Stored data entries:
.....
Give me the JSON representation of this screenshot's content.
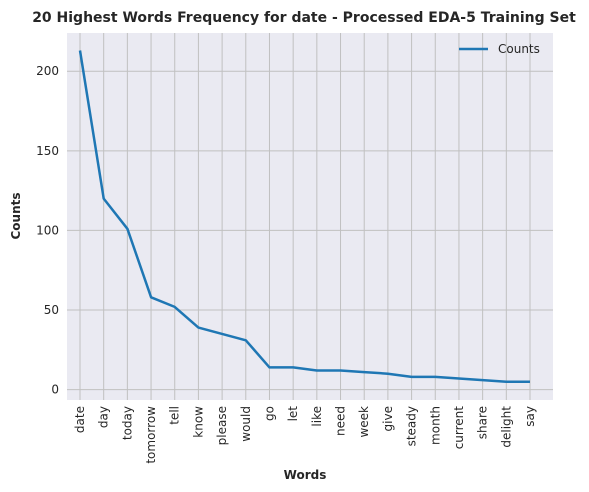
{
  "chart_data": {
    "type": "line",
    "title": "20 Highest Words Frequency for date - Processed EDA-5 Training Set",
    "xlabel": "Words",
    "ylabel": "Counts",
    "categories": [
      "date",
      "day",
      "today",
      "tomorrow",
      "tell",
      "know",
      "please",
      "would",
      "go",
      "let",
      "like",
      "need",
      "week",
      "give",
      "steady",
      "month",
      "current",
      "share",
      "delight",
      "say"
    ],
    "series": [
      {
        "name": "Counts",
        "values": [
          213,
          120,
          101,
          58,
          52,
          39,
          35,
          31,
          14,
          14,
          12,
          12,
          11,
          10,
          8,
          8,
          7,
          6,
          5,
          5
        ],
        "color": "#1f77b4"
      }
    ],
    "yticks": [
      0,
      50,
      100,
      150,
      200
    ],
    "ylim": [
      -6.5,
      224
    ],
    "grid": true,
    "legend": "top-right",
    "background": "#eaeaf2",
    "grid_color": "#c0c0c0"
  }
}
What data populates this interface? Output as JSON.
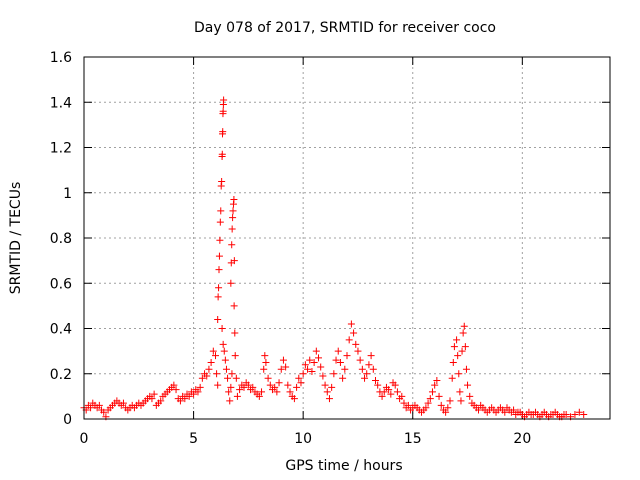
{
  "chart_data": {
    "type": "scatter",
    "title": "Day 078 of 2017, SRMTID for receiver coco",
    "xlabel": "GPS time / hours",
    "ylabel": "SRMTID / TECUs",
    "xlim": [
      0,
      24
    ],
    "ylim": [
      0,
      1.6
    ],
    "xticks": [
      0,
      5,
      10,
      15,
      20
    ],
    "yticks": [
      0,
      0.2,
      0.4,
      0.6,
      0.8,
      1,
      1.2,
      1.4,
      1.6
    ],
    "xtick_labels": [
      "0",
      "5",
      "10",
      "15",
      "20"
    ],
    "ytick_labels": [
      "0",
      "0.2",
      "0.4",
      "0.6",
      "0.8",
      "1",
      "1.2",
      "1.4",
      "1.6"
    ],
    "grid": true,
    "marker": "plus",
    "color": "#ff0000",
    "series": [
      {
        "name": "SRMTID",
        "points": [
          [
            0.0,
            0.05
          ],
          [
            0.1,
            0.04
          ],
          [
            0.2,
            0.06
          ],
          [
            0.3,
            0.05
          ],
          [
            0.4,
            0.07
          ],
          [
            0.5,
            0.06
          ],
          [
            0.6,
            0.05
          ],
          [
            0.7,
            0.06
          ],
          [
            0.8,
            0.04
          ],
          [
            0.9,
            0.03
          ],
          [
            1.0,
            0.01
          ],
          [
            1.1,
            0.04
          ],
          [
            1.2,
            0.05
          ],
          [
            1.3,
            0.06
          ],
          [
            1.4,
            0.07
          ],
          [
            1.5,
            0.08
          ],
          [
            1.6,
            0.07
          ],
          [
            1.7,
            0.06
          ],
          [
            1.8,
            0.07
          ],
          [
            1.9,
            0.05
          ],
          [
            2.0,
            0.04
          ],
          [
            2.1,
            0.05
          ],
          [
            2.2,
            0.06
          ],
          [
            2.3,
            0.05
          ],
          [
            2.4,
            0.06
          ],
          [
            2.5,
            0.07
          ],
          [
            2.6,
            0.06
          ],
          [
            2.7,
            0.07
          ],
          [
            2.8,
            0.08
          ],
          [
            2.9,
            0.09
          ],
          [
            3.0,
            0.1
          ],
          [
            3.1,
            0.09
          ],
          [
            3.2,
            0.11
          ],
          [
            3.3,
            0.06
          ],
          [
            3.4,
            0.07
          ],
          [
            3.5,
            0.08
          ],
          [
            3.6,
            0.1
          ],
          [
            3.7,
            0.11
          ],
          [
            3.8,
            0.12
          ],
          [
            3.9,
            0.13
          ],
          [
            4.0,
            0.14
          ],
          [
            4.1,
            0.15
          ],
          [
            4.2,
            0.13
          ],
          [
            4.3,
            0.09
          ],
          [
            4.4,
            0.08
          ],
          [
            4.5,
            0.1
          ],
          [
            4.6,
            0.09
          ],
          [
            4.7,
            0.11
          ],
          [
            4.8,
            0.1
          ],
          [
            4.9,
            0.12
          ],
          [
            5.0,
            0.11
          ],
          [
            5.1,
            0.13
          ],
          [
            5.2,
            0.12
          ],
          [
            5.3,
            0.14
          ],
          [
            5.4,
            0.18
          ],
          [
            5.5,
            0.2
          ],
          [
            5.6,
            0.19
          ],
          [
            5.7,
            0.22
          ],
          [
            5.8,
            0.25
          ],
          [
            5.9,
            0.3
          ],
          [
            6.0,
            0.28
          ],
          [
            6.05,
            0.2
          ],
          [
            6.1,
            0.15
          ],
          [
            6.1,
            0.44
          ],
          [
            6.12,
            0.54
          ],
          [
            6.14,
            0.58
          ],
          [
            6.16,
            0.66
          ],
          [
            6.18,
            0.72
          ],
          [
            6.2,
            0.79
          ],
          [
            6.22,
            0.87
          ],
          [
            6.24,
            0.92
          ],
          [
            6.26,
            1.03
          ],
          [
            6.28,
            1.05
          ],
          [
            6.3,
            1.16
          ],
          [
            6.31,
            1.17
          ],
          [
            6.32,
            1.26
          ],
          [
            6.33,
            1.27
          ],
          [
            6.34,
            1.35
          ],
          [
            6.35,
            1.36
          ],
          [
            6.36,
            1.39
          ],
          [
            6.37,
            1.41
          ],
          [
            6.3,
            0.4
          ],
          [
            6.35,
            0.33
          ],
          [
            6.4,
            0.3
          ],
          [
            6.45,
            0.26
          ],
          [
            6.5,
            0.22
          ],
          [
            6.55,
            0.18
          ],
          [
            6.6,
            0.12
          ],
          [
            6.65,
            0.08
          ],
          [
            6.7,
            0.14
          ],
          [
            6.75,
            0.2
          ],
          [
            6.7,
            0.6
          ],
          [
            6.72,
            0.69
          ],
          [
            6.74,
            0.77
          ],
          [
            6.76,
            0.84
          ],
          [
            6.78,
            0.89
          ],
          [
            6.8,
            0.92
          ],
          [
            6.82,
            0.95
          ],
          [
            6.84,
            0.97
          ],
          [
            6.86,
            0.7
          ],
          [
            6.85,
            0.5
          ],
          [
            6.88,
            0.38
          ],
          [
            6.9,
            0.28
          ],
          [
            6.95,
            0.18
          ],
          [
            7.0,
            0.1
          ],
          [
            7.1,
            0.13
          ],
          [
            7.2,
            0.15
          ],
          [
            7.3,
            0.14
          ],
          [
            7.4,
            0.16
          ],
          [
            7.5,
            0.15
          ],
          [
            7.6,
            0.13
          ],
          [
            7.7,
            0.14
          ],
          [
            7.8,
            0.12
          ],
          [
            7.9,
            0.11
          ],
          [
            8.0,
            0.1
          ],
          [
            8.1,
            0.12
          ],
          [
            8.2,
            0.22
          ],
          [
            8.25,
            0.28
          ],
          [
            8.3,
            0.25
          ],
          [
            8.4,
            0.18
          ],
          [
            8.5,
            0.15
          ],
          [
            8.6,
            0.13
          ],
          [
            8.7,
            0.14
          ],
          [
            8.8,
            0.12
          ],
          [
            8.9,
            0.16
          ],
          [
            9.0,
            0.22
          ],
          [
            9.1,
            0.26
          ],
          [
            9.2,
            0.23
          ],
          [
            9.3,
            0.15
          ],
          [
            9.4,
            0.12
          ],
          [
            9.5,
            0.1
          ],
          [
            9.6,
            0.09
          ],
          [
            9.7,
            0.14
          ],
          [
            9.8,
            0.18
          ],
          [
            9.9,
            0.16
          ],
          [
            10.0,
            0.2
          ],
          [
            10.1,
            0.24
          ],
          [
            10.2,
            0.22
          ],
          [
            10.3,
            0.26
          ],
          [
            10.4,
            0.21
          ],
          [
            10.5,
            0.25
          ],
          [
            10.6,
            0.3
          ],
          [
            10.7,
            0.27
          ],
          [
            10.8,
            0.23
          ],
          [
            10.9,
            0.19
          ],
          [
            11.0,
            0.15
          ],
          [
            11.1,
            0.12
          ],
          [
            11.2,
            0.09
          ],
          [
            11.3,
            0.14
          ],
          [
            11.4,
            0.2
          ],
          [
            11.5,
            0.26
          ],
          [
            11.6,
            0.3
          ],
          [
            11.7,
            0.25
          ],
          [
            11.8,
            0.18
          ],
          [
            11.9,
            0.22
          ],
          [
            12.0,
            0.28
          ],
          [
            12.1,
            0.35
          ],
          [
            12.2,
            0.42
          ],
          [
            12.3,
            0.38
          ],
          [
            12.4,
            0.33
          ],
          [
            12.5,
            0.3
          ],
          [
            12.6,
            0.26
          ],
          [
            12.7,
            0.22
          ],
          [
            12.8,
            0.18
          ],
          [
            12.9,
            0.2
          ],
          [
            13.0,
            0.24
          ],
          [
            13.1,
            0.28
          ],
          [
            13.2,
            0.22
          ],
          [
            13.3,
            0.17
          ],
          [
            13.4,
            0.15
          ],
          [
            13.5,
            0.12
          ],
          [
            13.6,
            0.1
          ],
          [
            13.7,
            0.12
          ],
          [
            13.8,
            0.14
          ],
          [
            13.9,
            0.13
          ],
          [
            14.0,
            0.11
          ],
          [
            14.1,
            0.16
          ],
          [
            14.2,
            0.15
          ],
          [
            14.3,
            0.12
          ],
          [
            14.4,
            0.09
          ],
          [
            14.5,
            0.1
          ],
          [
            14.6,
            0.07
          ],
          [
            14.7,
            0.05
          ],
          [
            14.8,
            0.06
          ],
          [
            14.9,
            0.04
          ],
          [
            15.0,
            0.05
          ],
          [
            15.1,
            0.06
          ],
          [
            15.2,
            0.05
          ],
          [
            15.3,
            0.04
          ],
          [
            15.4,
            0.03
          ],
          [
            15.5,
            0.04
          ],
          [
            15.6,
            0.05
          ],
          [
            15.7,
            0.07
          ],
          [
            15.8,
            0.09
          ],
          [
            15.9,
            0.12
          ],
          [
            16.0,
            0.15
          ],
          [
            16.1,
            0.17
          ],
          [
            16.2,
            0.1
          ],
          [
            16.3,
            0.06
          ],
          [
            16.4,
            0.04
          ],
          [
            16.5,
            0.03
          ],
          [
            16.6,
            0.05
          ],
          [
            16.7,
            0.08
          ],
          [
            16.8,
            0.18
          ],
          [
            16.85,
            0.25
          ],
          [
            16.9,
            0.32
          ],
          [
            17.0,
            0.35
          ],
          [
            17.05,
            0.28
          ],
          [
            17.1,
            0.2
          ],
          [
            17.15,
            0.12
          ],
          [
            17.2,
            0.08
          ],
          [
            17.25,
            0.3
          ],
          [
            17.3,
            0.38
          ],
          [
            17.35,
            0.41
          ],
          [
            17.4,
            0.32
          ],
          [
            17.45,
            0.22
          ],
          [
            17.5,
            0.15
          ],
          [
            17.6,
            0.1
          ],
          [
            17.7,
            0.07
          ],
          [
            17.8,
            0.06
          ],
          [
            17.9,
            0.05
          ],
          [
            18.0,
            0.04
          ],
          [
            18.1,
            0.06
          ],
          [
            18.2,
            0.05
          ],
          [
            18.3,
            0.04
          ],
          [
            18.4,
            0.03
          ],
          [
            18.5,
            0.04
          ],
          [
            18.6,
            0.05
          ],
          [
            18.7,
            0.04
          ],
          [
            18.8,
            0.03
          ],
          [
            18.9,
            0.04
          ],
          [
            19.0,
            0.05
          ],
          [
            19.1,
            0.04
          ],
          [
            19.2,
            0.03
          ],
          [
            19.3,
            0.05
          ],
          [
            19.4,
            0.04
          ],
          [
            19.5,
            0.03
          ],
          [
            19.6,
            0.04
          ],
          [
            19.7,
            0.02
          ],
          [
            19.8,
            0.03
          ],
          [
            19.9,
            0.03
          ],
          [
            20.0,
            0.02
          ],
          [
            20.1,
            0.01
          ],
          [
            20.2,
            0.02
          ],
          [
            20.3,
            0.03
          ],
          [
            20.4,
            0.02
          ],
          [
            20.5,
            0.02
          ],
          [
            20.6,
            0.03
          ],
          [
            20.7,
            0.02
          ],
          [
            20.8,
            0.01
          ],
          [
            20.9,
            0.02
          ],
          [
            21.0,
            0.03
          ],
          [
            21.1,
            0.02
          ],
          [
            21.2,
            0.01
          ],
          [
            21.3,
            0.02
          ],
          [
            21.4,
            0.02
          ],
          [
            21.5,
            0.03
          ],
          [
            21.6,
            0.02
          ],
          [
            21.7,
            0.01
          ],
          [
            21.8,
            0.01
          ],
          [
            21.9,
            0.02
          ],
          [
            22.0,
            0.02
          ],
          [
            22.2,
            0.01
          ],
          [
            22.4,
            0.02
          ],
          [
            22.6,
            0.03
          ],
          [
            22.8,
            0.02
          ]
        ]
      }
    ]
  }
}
.....
Work instructions –
Tally the lines holding the string "JSON" and give only the count.

Solution below –
2